──────── Data section
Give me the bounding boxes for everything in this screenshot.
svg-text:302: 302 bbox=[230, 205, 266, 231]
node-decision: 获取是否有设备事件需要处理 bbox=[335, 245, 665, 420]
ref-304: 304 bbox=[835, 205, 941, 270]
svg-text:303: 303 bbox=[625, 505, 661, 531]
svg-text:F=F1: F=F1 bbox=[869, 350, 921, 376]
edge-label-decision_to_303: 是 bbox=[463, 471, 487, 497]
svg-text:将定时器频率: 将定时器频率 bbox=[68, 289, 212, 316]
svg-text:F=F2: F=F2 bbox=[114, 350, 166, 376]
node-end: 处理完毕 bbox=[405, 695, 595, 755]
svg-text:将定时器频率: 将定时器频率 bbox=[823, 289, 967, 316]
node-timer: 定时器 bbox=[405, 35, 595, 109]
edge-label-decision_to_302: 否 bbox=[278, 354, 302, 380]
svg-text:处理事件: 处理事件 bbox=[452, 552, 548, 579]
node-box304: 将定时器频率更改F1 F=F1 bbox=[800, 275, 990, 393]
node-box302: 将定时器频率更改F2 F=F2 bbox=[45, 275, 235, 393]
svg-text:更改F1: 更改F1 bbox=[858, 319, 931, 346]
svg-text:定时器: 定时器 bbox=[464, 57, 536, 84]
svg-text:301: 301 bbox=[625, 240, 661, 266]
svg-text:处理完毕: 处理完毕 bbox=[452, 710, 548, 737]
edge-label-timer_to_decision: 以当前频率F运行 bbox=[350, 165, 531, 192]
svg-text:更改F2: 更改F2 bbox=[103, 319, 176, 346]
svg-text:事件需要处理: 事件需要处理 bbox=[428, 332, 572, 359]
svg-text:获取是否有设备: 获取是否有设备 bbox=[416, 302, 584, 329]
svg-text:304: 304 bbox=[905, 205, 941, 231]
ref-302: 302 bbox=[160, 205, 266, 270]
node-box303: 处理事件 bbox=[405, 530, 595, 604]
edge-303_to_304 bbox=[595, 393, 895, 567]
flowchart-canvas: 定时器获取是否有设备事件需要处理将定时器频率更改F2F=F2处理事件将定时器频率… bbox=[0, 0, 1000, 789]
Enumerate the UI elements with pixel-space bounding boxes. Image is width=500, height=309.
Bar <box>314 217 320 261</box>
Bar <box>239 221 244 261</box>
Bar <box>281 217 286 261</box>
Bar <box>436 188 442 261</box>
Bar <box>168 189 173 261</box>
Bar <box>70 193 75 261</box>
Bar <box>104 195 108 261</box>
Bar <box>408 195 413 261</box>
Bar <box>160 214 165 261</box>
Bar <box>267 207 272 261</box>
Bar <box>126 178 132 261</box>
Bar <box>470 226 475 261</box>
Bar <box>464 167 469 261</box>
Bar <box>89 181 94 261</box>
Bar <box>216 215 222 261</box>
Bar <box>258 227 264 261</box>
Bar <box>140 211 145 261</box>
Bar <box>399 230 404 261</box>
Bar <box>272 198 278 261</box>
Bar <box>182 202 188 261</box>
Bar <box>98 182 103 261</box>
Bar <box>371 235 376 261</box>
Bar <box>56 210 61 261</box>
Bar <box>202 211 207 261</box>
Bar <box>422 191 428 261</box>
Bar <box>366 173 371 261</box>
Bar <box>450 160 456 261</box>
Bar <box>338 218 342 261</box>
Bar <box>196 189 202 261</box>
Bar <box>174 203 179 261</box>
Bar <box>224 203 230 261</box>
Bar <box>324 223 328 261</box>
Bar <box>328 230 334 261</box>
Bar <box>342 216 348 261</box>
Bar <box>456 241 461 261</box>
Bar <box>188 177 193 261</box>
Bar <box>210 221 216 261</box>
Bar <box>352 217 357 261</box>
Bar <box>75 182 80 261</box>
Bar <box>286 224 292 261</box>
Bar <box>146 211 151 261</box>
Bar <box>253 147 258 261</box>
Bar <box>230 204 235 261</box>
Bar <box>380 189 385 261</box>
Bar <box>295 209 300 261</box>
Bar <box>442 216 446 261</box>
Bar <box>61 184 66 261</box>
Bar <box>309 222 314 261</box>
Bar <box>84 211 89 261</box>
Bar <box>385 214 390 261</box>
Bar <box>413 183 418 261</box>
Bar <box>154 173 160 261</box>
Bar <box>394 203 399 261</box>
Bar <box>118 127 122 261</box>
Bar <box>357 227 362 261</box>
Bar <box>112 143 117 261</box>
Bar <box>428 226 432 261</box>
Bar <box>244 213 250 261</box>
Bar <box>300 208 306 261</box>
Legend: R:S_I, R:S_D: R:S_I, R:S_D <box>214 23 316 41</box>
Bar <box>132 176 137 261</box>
────────────────
Rewrite all the rows above, changing every "Bar" to "Column" and leaving everything else as it is.

Give me the bounding boxes for everything in this screenshot.
svg-text:302: 302 bbox=[230, 205, 266, 231]
node-decision: 获取是否有设备事件需要处理 bbox=[335, 245, 665, 420]
ref-304: 304 bbox=[835, 205, 941, 270]
svg-text:303: 303 bbox=[625, 505, 661, 531]
svg-text:F=F1: F=F1 bbox=[869, 350, 921, 376]
edge-label-decision_to_303: 是 bbox=[463, 471, 487, 497]
svg-text:将定时器频率: 将定时器频率 bbox=[68, 289, 212, 316]
svg-text:F=F2: F=F2 bbox=[114, 350, 166, 376]
node-end: 处理完毕 bbox=[405, 695, 595, 755]
svg-text:将定时器频率: 将定时器频率 bbox=[823, 289, 967, 316]
node-timer: 定时器 bbox=[405, 35, 595, 109]
edge-label-decision_to_302: 否 bbox=[278, 354, 302, 380]
svg-text:处理事件: 处理事件 bbox=[452, 552, 548, 579]
node-box304: 将定时器频率更改F1 F=F1 bbox=[800, 275, 990, 393]
node-box302: 将定时器频率更改F2 F=F2 bbox=[45, 275, 235, 393]
svg-text:更改F1: 更改F1 bbox=[858, 319, 931, 346]
svg-text:定时器: 定时器 bbox=[464, 57, 536, 84]
svg-text:301: 301 bbox=[625, 240, 661, 266]
svg-text:处理完毕: 处理完毕 bbox=[452, 710, 548, 737]
edge-label-timer_to_decision: 以当前频率F运行 bbox=[350, 165, 531, 192]
svg-text:更改F2: 更改F2 bbox=[103, 319, 176, 346]
svg-text:事件需要处理: 事件需要处理 bbox=[428, 332, 572, 359]
svg-text:获取是否有设备: 获取是否有设备 bbox=[416, 302, 584, 329]
svg-text:304: 304 bbox=[905, 205, 941, 231]
ref-302: 302 bbox=[160, 205, 266, 270]
node-box303: 处理事件 bbox=[405, 530, 595, 604]
edge-303_to_304 bbox=[595, 393, 895, 567]
flowchart-canvas: 定时器获取是否有设备事件需要处理将定时器频率更改F2F=F2处理事件将定时器频率… bbox=[0, 0, 1000, 789]
Enumerate the UI elements with pixel-space bounding boxes. Image is width=500, height=309.
Column <box>314 217 320 261</box>
Column <box>239 221 244 261</box>
Column <box>281 217 286 261</box>
Column <box>436 188 442 261</box>
Column <box>168 189 173 261</box>
Column <box>70 193 75 261</box>
Column <box>104 195 108 261</box>
Column <box>408 195 413 261</box>
Column <box>160 214 165 261</box>
Column <box>267 207 272 261</box>
Column <box>126 178 132 261</box>
Column <box>470 226 475 261</box>
Column <box>464 167 469 261</box>
Column <box>89 181 94 261</box>
Column <box>216 215 222 261</box>
Column <box>258 227 264 261</box>
Column <box>140 211 145 261</box>
Column <box>399 230 404 261</box>
Column <box>272 198 278 261</box>
Column <box>182 202 188 261</box>
Column <box>98 182 103 261</box>
Column <box>371 235 376 261</box>
Column <box>56 210 61 261</box>
Column <box>202 211 207 261</box>
Column <box>422 191 428 261</box>
Column <box>366 173 371 261</box>
Column <box>450 160 456 261</box>
Column <box>338 218 342 261</box>
Column <box>196 189 202 261</box>
Column <box>174 203 179 261</box>
Column <box>224 203 230 261</box>
Column <box>324 223 328 261</box>
Column <box>328 230 334 261</box>
Column <box>342 216 348 261</box>
Column <box>456 241 461 261</box>
Column <box>188 177 193 261</box>
Column <box>210 221 216 261</box>
Column <box>352 217 357 261</box>
Column <box>75 182 80 261</box>
Column <box>286 224 292 261</box>
Column <box>146 211 151 261</box>
Column <box>253 147 258 261</box>
Column <box>230 204 235 261</box>
Column <box>380 189 385 261</box>
Column <box>295 209 300 261</box>
Column <box>442 216 446 261</box>
Column <box>61 184 66 261</box>
Column <box>309 222 314 261</box>
Column <box>84 211 89 261</box>
Column <box>385 214 390 261</box>
Column <box>413 183 418 261</box>
Column <box>154 173 160 261</box>
Column <box>394 203 399 261</box>
Column <box>118 127 122 261</box>
Column <box>357 227 362 261</box>
Column <box>112 143 117 261</box>
Column <box>428 226 432 261</box>
Column <box>244 213 250 261</box>
Column <box>300 208 306 261</box>
Legend: R:S_I, R:S_D: R:S_I, R:S_D <box>214 23 316 41</box>
Column <box>132 176 137 261</box>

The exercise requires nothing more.